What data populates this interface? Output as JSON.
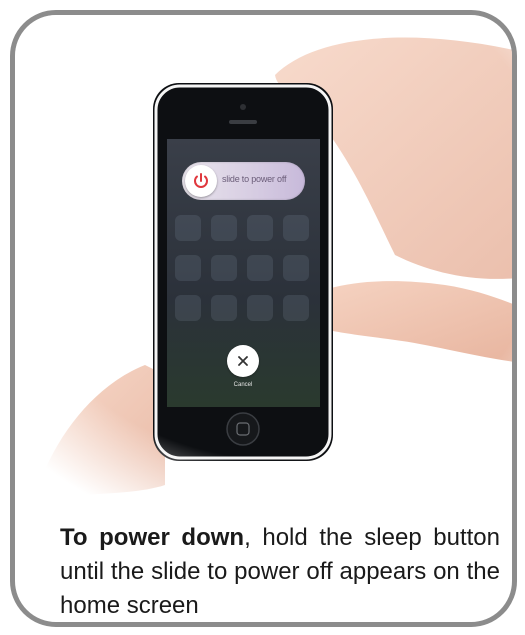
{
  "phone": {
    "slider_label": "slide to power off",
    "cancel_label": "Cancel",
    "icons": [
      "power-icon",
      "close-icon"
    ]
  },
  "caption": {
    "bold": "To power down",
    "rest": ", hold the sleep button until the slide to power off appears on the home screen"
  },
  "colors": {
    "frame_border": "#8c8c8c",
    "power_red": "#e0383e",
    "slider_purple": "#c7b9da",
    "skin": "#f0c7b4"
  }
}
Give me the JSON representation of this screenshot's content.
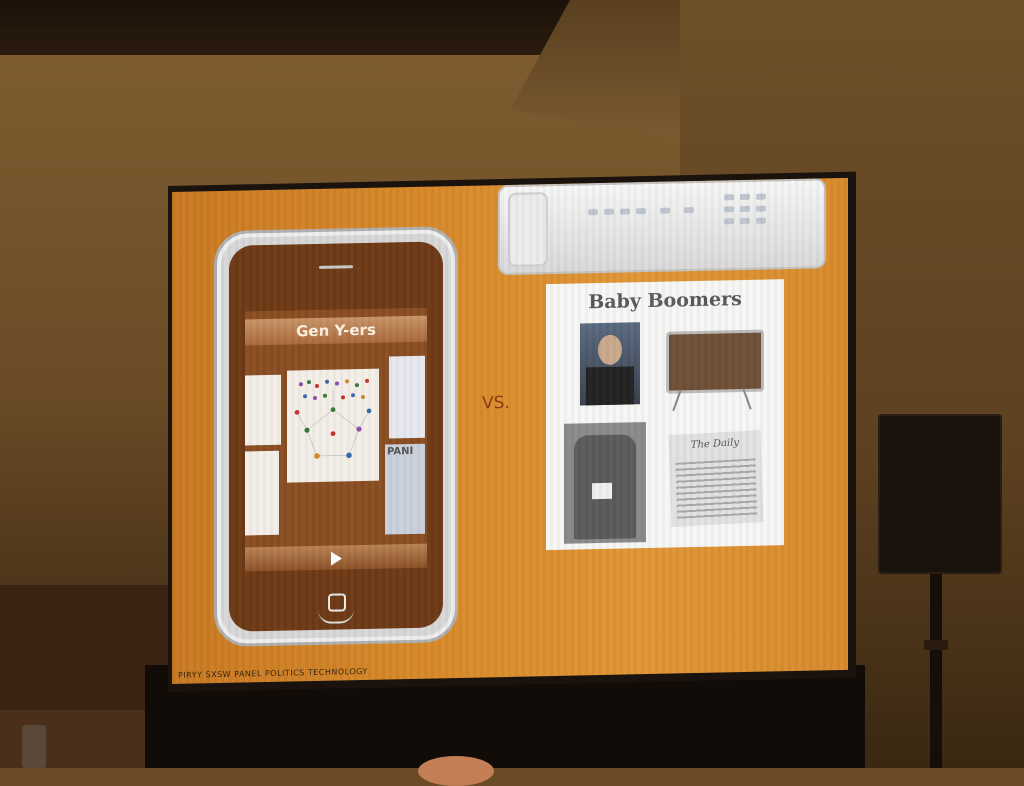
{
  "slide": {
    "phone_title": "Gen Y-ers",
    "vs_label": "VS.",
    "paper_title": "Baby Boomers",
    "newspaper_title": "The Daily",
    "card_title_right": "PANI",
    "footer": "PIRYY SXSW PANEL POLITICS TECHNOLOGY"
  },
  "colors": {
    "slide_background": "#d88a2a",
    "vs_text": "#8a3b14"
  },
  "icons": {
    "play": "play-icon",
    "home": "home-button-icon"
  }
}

:::

- [What this task involves]: Among the records above, how many lines carry the string "button"? Reply with the number alone.

- [Result for this task]: 2